Given problem. Wherever a line below holds the word "Учитывая", copy that line.

Supplied records.
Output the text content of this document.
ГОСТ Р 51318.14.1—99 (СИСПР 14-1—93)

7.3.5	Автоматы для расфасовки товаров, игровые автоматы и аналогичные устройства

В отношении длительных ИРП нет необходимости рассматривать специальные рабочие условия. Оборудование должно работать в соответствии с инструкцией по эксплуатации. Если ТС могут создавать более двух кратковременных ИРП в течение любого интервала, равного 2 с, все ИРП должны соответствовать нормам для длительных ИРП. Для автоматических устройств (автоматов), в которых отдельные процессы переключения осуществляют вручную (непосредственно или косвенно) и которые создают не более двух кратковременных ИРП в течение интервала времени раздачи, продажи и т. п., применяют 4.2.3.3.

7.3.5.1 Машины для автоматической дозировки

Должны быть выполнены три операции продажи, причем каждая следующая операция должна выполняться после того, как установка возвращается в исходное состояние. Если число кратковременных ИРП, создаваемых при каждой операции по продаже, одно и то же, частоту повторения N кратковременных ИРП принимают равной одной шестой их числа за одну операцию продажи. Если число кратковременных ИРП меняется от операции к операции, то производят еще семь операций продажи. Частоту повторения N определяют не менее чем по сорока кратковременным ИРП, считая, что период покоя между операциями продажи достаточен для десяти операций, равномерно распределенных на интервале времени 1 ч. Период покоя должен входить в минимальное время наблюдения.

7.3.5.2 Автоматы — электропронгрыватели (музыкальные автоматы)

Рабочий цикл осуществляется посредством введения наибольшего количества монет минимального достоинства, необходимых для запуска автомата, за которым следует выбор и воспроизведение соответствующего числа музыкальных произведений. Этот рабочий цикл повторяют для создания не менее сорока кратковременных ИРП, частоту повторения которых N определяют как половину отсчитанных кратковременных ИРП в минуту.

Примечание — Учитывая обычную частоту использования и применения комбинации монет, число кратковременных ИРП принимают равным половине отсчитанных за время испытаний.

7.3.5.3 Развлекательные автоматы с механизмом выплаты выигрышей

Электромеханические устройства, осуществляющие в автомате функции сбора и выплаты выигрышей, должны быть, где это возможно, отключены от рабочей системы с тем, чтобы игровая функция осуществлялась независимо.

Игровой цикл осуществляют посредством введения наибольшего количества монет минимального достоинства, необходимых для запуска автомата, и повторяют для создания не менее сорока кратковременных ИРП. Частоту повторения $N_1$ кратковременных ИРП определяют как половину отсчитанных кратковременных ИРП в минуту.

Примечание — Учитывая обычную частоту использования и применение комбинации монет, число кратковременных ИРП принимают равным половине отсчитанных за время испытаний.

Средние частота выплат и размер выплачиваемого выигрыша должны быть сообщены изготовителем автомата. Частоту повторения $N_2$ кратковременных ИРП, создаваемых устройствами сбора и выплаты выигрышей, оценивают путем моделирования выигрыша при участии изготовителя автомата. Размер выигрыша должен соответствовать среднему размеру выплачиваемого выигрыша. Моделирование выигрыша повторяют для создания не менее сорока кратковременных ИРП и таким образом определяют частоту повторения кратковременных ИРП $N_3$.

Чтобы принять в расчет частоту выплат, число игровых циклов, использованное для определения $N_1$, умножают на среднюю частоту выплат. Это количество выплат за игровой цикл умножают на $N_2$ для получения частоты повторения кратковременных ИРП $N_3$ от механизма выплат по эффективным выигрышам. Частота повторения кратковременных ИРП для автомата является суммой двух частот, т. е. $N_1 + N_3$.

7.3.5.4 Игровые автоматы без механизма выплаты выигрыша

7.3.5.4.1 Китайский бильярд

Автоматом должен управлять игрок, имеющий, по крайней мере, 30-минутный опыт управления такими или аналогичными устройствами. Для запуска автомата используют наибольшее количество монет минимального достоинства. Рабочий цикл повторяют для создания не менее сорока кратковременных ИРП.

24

Answer below.
Примечание — Учитывая обычную частоту использования и применения комбинации монет, число кратковременных ИРП принимают равным половине отсчитанных за время испытаний.
Примечание — Учитывая обычную частоту использования и применение комбинации монет, число кратковременных ИРП принимают равным половине отсчитанных за время испытаний.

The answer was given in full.